#### Rows ####

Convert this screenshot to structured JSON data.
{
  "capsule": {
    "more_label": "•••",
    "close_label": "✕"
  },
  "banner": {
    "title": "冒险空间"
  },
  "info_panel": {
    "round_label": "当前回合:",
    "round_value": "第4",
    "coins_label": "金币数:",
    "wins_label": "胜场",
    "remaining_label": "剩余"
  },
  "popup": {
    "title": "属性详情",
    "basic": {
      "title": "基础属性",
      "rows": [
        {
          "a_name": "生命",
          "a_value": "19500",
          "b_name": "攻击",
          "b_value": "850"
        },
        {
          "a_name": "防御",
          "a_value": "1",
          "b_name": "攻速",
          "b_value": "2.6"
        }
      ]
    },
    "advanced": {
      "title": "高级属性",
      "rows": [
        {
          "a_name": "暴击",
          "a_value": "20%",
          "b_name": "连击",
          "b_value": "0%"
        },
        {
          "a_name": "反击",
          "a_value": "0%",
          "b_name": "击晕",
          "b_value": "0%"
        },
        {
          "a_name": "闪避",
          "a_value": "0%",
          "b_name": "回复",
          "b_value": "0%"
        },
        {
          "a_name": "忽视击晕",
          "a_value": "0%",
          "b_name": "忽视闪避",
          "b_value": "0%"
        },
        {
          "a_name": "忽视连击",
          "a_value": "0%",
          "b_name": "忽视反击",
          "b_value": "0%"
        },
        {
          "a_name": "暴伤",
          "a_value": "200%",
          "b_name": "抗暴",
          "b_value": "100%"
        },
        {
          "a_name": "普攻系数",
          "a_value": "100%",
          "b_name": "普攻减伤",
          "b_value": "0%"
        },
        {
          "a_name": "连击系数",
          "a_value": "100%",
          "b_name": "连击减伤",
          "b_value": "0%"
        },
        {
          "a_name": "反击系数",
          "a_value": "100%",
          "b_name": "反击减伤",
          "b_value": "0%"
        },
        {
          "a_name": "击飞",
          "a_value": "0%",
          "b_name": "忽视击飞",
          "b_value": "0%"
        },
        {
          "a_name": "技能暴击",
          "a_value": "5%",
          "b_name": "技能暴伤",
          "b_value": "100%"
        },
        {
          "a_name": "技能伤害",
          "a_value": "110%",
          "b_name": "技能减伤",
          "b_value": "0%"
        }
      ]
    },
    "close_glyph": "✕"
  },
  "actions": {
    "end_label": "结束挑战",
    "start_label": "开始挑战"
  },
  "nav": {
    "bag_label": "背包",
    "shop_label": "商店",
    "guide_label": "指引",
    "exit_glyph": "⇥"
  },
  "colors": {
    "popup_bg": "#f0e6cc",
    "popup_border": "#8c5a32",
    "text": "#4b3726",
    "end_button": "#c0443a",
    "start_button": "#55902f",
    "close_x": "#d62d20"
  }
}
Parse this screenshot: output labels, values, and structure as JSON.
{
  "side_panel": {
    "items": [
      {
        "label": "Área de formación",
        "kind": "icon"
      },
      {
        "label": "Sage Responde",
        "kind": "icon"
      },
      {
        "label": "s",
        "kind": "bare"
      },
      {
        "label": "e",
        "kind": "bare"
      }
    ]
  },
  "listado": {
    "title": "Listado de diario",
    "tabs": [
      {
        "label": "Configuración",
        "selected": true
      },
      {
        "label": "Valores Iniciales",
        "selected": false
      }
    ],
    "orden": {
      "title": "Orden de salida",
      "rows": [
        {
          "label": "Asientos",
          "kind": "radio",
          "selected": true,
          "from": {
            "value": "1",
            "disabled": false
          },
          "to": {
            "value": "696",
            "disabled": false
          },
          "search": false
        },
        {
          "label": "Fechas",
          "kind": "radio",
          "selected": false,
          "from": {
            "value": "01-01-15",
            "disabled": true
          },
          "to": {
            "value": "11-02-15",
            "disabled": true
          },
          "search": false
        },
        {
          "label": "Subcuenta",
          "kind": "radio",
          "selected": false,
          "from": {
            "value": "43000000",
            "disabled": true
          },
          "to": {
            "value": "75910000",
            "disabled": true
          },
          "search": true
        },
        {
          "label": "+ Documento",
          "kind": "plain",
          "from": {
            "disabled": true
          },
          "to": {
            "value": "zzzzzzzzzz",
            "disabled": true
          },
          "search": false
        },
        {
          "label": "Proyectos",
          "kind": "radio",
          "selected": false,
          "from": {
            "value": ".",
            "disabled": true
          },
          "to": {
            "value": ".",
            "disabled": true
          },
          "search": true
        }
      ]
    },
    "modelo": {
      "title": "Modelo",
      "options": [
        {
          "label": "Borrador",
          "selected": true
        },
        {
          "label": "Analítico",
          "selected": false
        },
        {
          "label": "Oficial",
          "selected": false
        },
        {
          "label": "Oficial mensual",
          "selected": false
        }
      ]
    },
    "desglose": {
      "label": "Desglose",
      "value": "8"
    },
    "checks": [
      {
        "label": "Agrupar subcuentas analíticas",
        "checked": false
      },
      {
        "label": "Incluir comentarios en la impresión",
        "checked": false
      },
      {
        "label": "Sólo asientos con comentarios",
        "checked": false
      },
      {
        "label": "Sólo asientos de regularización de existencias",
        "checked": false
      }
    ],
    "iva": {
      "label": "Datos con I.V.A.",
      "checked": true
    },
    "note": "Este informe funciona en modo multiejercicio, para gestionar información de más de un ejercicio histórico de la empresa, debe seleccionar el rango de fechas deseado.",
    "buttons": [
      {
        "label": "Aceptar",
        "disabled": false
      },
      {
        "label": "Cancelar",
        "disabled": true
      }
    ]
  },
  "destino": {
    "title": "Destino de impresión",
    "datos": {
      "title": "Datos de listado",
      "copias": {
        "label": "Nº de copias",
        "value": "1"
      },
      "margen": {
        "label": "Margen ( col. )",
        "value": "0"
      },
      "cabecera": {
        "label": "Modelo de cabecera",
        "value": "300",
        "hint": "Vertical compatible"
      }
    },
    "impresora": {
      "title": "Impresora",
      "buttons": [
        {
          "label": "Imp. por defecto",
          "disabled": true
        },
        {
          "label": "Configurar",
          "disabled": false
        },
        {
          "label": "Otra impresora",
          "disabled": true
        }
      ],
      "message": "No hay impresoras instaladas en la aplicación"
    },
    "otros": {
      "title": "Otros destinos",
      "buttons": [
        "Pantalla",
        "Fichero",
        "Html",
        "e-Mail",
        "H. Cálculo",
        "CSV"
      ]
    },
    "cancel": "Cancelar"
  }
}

####

Goal: Write out every entry exactly as given.

Task response:
Convert this screenshot to structured JSON data.
{
  "capsule": {
    "more_label": "•••",
    "close_label": "✕"
  },
  "banner": {
    "title": "冒险空间"
  },
  "info_panel": {
    "round_label": "当前回合:",
    "round_value": "第4",
    "coins_label": "金币数:",
    "wins_label": "胜场",
    "remaining_label": "剩余"
  },
  "popup": {
    "title": "属性详情",
    "basic": {
      "title": "基础属性",
      "rows": [
        {
          "a_name": "生命",
          "a_value": "19500",
          "b_name": "攻击",
          "b_value": "850"
        },
        {
          "a_name": "防御",
          "a_value": "1",
          "b_name": "攻速",
          "b_value": "2.6"
        }
      ]
    },
    "advanced": {
      "title": "高级属性",
      "rows": [
        {
          "a_name": "暴击",
          "a_value": "20%",
          "b_name": "连击",
          "b_value": "0%"
        },
        {
          "a_name": "反击",
          "a_value": "0%",
          "b_name": "击晕",
          "b_value": "0%"
        },
        {
          "a_name": "闪避",
          "a_value": "0%",
          "b_name": "回复",
          "b_value": "0%"
        },
        {
          "a_name": "忽视击晕",
          "a_value": "0%",
          "b_name": "忽视闪避",
          "b_value": "0%"
        },
        {
          "a_name": "忽视连击",
          "a_value": "0%",
          "b_name": "忽视反击",
          "b_value": "0%"
        },
        {
          "a_name": "暴伤",
          "a_value": "200%",
          "b_name": "抗暴",
          "b_value": "100%"
        },
        {
          "a_name": "普攻系数",
          "a_value": "100%",
          "b_name": "普攻减伤",
          "b_value": "0%"
        },
        {
          "a_name": "连击系数",
          "a_value": "100%",
          "b_name": "连击减伤",
          "b_value": "0%"
        },
        {
          "a_name": "反击系数",
          "a_value": "100%",
          "b_name": "反击减伤",
          "b_value": "0%"
        },
        {
          "a_name": "击飞",
          "a_value": "0%",
          "b_name": "忽视击飞",
          "b_value": "0%"
        },
        {
          "a_name": "技能暴击",
          "a_value": "5%",
          "b_name": "技能暴伤",
          "b_value": "100%"
        },
        {
          "a_name": "技能伤害",
          "a_value": "110%",
          "b_name": "技能减伤",
          "b_value": "0%"
        }
      ]
    },
    "close_glyph": "✕"
  },
  "actions": {
    "end_label": "结束挑战",
    "start_label": "开始挑战"
  },
  "nav": {
    "bag_label": "背包",
    "shop_label": "商店",
    "guide_label": "指引",
    "exit_glyph": "⇥"
  },
  "colors": {
    "popup_bg": "#f0e6cc",
    "popup_border": "#8c5a32",
    "text": "#4b3726",
    "end_button": "#c0443a",
    "start_button": "#55902f",
    "close_x": "#d62d20"
  }
}
Parse this screenshot: output labels, values, and structure as JSON.
{
  "side_panel": {
    "items": [
      {
        "label": "Área de formación",
        "kind": "icon"
      },
      {
        "label": "Sage Responde",
        "kind": "icon"
      },
      {
        "label": "s",
        "kind": "bare"
      },
      {
        "label": "e",
        "kind": "bare"
      }
    ]
  },
  "listado": {
    "title": "Listado de diario",
    "tabs": [
      {
        "label": "Configuración",
        "selected": true
      },
      {
        "label": "Valores Iniciales",
        "selected": false
      }
    ],
    "orden": {
      "title": "Orden de salida",
      "rows": [
        {
          "label": "Asientos",
          "kind": "radio",
          "selected": true,
          "from": {
            "value": "1",
            "disabled": false
          },
          "to": {
            "value": "696",
            "disabled": false
          },
          "search": false
        },
        {
          "label": "Fechas",
          "kind": "radio",
          "selected": false,
          "from": {
            "value": "01-01-15",
            "disabled": true
          },
          "to": {
            "value": "11-02-15",
            "disabled": true
          },
          "search": false
        },
        {
          "label": "Subcuenta",
          "kind": "radio",
          "selected": false,
          "from": {
            "value": "43000000",
            "disabled": true
          },
          "to": {
            "value": "75910000",
            "disabled": true
          },
          "search": true
        },
        {
          "label": "+ Documento",
          "kind": "plain",
          "from": {
            "disabled": true
          },
          "to": {
            "value": "zzzzzzzzzz",
            "disabled": true
          },
          "search": false
        },
        {
          "label": "Proyectos",
          "kind": "radio",
          "selected": false,
          "from": {
            "value": ".",
            "disabled": true
          },
          "to": {
            "value": ".",
            "disabled": true
          },
          "search": true
        }
      ]
    },
    "modelo": {
      "title": "Modelo",
      "options": [
        {
          "label": "Borrador",
          "selected": true
        },
        {
          "label": "Analítico",
          "selected": false
        },
        {
          "label": "Oficial",
          "selected": false
        },
        {
          "label": "Oficial mensual",
          "selected": false
        }
      ]
    },
    "desglose": {
      "label": "Desglose",
      "value": "8"
    },
    "checks": [
      {
        "label": "Agrupar subcuentas analíticas",
        "checked": false
      },
      {
        "label": "Incluir comentarios en la impresión",
        "checked": false
      },
      {
        "label": "Sólo asientos con comentarios",
        "checked": false
      },
      {
        "label": "Sólo asientos de regularización de existencias",
        "checked": false
      }
    ],
    "iva": {
      "label": "Datos con I.V.A.",
      "checked": true
    },
    "note": "Este informe funciona en modo multiejercicio, para gestionar información de más de un ejercicio histórico de la empresa, debe seleccionar el rango de fechas deseado.",
    "buttons": [
      {
        "label": "Aceptar",
        "disabled": false
      },
      {
        "label": "Cancelar",
        "disabled": true
      }
    ]
  },
  "destino": {
    "title": "Destino de impresión",
    "datos": {
      "title": "Datos de listado",
      "copias": {
        "label": "Nº de copias",
        "value": "1"
      },
      "margen": {
        "label": "Margen ( col. )",
        "value": "0"
      },
      "cabecera": {
        "label": "Modelo de cabecera",
        "value": "300",
        "hint": "Vertical compatible"
      }
    },
    "impresora": {
      "title": "Impresora",
      "buttons": [
        {
          "label": "Imp. por defecto",
          "disabled": true
        },
        {
          "label": "Configurar",
          "disabled": false
        },
        {
          "label": "Otra impresora",
          "disabled": true
        }
      ],
      "message": "No hay impresoras instaladas en la aplicación"
    },
    "otros": {
      "title": "Otros destinos",
      "buttons": [
        "Pantalla",
        "Fichero",
        "Html",
        "e-Mail",
        "H. Cálculo",
        "CSV"
      ]
    },
    "cancel": "Cancelar"
  }
}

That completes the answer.